*** Raw records ***

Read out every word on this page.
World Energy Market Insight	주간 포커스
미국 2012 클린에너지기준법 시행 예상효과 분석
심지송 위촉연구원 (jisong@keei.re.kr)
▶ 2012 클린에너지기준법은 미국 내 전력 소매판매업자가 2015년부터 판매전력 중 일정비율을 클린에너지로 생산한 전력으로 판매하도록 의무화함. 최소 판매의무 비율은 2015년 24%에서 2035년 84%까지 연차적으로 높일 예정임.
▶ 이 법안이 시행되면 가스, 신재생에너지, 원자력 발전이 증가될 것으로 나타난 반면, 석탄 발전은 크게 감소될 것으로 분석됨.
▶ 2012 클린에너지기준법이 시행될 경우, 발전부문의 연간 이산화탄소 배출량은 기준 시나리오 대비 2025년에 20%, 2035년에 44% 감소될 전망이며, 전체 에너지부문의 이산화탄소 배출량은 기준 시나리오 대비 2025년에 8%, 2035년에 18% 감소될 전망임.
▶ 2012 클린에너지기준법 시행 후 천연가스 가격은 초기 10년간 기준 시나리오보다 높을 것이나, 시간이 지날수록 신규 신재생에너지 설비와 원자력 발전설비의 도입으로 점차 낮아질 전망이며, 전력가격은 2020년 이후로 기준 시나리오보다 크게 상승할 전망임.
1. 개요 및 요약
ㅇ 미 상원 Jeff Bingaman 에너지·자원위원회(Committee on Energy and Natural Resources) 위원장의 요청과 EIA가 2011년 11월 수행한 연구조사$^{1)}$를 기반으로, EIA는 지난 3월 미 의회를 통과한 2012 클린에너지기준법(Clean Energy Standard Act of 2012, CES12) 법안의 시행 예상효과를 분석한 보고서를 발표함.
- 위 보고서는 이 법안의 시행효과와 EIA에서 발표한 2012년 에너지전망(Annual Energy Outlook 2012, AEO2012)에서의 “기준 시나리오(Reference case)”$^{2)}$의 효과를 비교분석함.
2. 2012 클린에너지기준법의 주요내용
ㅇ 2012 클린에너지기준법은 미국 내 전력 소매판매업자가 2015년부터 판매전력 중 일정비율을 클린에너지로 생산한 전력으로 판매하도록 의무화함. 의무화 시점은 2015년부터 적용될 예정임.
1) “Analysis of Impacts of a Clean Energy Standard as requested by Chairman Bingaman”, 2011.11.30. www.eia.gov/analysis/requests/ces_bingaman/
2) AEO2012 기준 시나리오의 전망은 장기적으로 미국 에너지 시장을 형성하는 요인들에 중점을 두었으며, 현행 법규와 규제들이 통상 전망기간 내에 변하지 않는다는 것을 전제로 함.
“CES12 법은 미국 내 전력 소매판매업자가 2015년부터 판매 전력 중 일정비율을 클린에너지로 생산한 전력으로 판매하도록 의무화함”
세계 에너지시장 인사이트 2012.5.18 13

***

## What is required
Write out the whole listing again. Match it word for word.

## Result for this task
Read out every word on this page.
World Energy Market Insight	주간 포커스
미국 2012 클린에너지기준법 시행 예상효과 분석
심지송 위촉연구원 (jisong@keei.re.kr)
▶ 2012 클린에너지기준법은 미국 내 전력 소매판매업자가 2015년부터 판매전력 중 일정비율을 클린에너지로 생산한 전력으로 판매하도록 의무화함. 최소 판매의무 비율은 2015년 24%에서 2035년 84%까지 연차적으로 높일 예정임.
▶ 이 법안이 시행되면 가스, 신재생에너지, 원자력 발전이 증가될 것으로 나타난 반면, 석탄 발전은 크게 감소될 것으로 분석됨.
▶ 2012 클린에너지기준법이 시행될 경우, 발전부문의 연간 이산화탄소 배출량은 기준 시나리오 대비 2025년에 20%, 2035년에 44% 감소될 전망이며, 전체 에너지부문의 이산화탄소 배출량은 기준 시나리오 대비 2025년에 8%, 2035년에 18% 감소될 전망임.
▶ 2012 클린에너지기준법 시행 후 천연가스 가격은 초기 10년간 기준 시나리오보다 높을 것이나, 시간이 지날수록 신규 신재생에너지 설비와 원자력 발전설비의 도입으로 점차 낮아질 전망이며, 전력가격은 2020년 이후로 기준 시나리오보다 크게 상승할 전망임.
1. 개요 및 요약
ㅇ 미 상원 Jeff Bingaman 에너지·자원위원회(Committee on Energy and Natural Resources) 위원장의 요청과 EIA가 2011년 11월 수행한 연구조사$^{1)}$를 기반으로, EIA는 지난 3월 미 의회를 통과한 2012 클린에너지기준법(Clean Energy Standard Act of 2012, CES12) 법안의 시행 예상효과를 분석한 보고서를 발표함.
- 위 보고서는 이 법안의 시행효과와 EIA에서 발표한 2012년 에너지전망(Annual Energy Outlook 2012, AEO2012)에서의 “기준 시나리오(Reference case)”$^{2)}$의 효과를 비교분석함.
2. 2012 클린에너지기준법의 주요내용
ㅇ 2012 클린에너지기준법은 미국 내 전력 소매판매업자가 2015년부터 판매전력 중 일정비율을 클린에너지로 생산한 전력으로 판매하도록 의무화함. 의무화 시점은 2015년부터 적용될 예정임.
1) “Analysis of Impacts of a Clean Energy Standard as requested by Chairman Bingaman”, 2011.11.30. www.eia.gov/analysis/requests/ces_bingaman/
2) AEO2012 기준 시나리오의 전망은 장기적으로 미국 에너지 시장을 형성하는 요인들에 중점을 두었으며, 현행 법규와 규제들이 통상 전망기간 내에 변하지 않는다는 것을 전제로 함.
“CES12 법은 미국 내 전력 소매판매업자가 2015년부터 판매 전력 중 일정비율을 클린에너지로 생산한 전력으로 판매하도록 의무화함”
세계 에너지시장 인사이트 2012.5.18 13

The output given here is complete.